**Short problem:** Copy the records from the start through the line containing "action-question: Is the voltage less", renaming every "TP sensor" to "throttle position sensor" and leaving everything else unchanged.

--- Start Data to use ---

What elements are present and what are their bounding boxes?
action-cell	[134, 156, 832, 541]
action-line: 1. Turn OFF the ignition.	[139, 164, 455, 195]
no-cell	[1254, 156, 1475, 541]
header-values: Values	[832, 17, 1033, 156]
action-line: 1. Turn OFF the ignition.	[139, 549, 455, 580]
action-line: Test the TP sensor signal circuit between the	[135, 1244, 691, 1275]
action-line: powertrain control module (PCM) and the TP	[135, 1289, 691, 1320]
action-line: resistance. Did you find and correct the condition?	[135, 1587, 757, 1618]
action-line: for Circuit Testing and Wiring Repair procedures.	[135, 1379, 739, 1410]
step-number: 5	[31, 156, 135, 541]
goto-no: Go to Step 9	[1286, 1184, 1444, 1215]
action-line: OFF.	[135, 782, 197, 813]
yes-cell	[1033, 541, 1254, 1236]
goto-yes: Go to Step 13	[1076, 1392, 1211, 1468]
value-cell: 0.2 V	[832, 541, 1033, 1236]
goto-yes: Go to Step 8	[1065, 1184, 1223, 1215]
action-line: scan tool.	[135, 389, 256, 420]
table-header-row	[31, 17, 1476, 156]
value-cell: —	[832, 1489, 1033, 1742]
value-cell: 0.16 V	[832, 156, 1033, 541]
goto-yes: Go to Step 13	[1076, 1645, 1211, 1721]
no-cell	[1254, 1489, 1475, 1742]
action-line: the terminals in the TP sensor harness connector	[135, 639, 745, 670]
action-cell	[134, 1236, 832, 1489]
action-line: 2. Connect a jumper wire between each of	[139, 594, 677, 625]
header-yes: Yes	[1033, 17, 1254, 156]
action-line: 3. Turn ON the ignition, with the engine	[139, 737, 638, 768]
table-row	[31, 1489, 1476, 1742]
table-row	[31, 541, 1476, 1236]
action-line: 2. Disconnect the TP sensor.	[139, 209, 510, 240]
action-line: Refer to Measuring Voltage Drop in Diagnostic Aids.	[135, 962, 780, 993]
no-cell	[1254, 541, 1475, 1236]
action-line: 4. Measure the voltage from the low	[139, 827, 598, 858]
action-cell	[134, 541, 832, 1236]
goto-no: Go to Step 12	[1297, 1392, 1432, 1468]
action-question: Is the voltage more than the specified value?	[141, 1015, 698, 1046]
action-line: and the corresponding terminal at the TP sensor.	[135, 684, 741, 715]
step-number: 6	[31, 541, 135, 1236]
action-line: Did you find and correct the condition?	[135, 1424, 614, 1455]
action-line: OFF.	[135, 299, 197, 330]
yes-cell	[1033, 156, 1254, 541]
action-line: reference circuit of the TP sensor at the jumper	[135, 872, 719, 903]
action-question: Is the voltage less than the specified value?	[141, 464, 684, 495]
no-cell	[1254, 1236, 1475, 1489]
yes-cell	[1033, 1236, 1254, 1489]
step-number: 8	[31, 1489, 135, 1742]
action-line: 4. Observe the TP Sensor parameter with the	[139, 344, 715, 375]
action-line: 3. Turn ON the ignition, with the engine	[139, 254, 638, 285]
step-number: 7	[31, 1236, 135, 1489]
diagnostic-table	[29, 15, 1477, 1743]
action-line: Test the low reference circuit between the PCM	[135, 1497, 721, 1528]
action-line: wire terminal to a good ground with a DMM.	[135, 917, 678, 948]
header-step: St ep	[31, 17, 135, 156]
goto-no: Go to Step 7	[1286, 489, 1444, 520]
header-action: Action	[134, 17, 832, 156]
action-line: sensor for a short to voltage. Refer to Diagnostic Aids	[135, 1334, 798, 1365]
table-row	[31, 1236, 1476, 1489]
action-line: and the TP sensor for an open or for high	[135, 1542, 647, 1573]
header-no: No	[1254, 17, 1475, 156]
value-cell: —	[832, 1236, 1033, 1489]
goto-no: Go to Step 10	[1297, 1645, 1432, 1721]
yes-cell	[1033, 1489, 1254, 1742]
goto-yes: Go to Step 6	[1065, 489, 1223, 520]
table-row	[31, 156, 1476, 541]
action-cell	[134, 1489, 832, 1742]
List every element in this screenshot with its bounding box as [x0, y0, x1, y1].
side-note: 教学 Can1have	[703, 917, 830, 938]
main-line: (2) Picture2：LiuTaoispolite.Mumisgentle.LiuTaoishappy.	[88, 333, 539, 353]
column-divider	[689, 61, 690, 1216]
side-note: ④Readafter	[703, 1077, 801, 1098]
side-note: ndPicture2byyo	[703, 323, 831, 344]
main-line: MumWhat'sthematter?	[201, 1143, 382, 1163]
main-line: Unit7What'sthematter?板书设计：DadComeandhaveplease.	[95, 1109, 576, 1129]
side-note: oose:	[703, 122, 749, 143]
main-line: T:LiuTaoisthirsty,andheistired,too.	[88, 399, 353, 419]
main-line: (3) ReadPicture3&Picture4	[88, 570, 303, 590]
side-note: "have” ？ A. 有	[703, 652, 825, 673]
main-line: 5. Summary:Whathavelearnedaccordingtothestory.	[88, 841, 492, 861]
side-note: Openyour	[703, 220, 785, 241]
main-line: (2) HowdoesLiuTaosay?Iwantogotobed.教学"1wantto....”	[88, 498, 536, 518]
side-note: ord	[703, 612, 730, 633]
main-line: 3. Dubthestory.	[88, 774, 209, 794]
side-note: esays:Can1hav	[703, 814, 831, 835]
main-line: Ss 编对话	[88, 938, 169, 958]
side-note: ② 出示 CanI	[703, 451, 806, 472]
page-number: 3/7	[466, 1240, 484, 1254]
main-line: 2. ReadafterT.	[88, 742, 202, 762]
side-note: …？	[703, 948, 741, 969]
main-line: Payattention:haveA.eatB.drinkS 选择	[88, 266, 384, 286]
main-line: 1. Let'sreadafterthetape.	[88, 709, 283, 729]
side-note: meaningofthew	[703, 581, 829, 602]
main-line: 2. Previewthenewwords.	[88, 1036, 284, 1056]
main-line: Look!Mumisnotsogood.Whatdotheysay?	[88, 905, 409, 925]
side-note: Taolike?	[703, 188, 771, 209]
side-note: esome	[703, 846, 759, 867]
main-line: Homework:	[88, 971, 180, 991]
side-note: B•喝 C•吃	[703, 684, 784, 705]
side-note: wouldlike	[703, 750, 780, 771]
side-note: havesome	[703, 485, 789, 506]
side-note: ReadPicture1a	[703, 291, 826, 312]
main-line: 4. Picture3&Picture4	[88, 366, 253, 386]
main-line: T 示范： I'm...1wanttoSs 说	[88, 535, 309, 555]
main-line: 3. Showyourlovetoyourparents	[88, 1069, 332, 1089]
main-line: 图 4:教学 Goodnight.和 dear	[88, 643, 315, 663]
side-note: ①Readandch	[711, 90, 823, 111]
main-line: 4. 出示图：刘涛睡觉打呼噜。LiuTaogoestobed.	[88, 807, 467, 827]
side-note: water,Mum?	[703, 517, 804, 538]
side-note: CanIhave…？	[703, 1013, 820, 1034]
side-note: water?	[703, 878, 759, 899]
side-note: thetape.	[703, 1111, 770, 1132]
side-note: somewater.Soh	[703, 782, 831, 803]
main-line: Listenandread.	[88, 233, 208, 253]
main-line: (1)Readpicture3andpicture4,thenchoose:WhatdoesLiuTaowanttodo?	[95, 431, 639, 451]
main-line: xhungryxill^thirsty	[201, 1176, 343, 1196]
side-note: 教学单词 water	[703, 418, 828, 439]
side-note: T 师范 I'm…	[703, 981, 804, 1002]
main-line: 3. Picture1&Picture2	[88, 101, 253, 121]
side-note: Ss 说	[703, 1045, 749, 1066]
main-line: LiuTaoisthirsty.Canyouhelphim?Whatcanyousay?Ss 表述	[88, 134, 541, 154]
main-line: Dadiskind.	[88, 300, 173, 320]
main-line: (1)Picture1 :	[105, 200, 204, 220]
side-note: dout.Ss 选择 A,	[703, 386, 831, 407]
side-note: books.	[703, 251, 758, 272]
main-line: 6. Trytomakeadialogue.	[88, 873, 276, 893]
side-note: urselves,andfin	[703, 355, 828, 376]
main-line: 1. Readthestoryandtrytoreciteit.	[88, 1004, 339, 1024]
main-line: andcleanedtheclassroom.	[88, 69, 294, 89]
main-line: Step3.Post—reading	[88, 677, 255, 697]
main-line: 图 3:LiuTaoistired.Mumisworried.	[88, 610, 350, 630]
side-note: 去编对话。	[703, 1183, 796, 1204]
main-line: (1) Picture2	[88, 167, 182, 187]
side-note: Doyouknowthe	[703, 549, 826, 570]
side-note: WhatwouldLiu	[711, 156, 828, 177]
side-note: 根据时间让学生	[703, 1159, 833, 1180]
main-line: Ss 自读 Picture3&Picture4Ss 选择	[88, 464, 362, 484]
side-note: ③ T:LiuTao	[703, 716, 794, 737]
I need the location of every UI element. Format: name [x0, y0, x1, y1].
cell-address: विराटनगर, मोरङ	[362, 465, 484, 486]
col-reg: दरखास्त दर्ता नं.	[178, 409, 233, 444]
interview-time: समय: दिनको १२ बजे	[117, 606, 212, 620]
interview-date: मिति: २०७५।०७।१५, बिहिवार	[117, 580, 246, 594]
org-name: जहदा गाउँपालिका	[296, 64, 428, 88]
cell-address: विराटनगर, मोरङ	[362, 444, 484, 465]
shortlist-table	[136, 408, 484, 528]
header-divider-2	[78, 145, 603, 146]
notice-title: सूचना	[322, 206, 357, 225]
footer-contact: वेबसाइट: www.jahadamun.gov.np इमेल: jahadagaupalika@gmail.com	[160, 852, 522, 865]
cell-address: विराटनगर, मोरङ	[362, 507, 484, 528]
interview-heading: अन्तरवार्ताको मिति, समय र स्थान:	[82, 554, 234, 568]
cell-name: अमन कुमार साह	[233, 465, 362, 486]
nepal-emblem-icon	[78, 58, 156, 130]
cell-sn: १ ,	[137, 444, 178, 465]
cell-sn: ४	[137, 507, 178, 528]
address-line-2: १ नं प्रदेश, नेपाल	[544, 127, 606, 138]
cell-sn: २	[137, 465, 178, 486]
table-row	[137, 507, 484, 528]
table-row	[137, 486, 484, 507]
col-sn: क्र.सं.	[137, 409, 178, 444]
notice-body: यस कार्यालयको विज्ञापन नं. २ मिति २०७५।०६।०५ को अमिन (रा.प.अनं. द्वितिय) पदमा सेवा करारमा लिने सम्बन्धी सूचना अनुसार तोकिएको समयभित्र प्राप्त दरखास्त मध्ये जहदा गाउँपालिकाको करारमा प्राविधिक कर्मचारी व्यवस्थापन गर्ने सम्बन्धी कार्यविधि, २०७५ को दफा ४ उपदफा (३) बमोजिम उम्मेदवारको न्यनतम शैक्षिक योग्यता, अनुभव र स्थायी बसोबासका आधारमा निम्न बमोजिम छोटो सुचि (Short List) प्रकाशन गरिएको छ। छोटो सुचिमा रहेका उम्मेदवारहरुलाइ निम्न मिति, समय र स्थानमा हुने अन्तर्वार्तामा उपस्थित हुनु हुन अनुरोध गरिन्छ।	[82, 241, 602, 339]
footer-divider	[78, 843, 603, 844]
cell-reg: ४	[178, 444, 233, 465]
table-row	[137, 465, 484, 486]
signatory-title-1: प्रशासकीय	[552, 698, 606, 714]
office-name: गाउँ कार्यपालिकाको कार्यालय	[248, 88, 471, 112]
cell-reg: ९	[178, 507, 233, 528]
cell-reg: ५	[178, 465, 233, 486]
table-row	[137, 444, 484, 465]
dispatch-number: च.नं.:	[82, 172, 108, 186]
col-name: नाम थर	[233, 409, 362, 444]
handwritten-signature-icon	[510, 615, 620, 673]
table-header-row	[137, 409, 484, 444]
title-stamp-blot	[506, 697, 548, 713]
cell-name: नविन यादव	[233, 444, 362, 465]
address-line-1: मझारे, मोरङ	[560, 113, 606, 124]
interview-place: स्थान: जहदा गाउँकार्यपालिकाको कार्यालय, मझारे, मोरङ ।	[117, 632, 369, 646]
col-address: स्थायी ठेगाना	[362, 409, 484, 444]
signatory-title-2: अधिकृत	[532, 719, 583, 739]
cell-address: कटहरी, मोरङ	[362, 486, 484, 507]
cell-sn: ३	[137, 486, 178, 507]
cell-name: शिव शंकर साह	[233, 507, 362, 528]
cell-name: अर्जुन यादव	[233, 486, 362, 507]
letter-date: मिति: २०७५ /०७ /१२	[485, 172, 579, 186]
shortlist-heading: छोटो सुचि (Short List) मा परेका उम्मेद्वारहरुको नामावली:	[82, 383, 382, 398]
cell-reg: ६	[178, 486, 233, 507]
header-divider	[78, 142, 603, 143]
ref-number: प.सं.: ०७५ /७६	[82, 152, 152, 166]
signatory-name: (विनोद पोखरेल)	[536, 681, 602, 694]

--- End Data to use ---

**Right answer:**
What elements are present and what are their bounding boxes?
action-cell	[134, 156, 832, 541]
action-line: 1. Turn OFF the ignition.	[139, 164, 455, 195]
no-cell	[1254, 156, 1475, 541]
header-values: Values	[832, 17, 1033, 156]
action-line: 1. Turn OFF the ignition.	[139, 549, 455, 580]
action-line: Test the throttle position sensor signal circuit between the	[135, 1244, 691, 1275]
action-line: powertrain control module (PCM) and the TP	[135, 1289, 691, 1320]
action-line: resistance. Did you find and correct the condition?	[135, 1587, 757, 1618]
action-line: for Circuit Testing and Wiring Repair procedures.	[135, 1379, 739, 1410]
step-number: 5	[31, 156, 135, 541]
goto-no: Go to Step 9	[1286, 1184, 1444, 1215]
action-line: OFF.	[135, 782, 197, 813]
yes-cell	[1033, 541, 1254, 1236]
goto-yes: Go to Step 13	[1076, 1392, 1211, 1468]
value-cell: 0.2 V	[832, 541, 1033, 1236]
goto-yes: Go to Step 8	[1065, 1184, 1223, 1215]
action-line: scan tool.	[135, 389, 256, 420]
table-header-row	[31, 17, 1476, 156]
value-cell: —	[832, 1489, 1033, 1742]
value-cell: 0.16 V	[832, 156, 1033, 541]
goto-yes: Go to Step 13	[1076, 1645, 1211, 1721]
no-cell	[1254, 1489, 1475, 1742]
action-line: the terminals in the throttle position sensor harness connector	[135, 639, 745, 670]
action-cell	[134, 1236, 832, 1489]
action-line: 2. Connect a jumper wire between each of	[139, 594, 677, 625]
header-yes: Yes	[1033, 17, 1254, 156]
action-line: 3. Turn ON the ignition, with the engine	[139, 737, 638, 768]
table-row	[31, 1489, 1476, 1742]
table-row	[31, 541, 1476, 1236]
action-line: 2. Disconnect the throttle position sensor.	[139, 209, 510, 240]
action-line: Refer to Measuring Voltage Drop in Diagnostic Aids.	[135, 962, 780, 993]
no-cell	[1254, 541, 1475, 1236]
action-line: 4. Measure the voltage from the low	[139, 827, 598, 858]
action-cell	[134, 541, 832, 1236]
goto-no: Go to Step 12	[1297, 1392, 1432, 1468]
action-question: Is the voltage more than the specified value?	[141, 1015, 698, 1046]
action-line: and the corresponding terminal at the throttle position sensor.	[135, 684, 741, 715]
step-number: 6	[31, 541, 135, 1236]
action-line: Did you find and correct the condition?	[135, 1424, 614, 1455]
action-line: OFF.	[135, 299, 197, 330]
yes-cell	[1033, 156, 1254, 541]
action-line: reference circuit of the throttle position sensor at the jumper	[135, 872, 719, 903]
action-question: Is the voltage less than the specified value?	[141, 464, 684, 495]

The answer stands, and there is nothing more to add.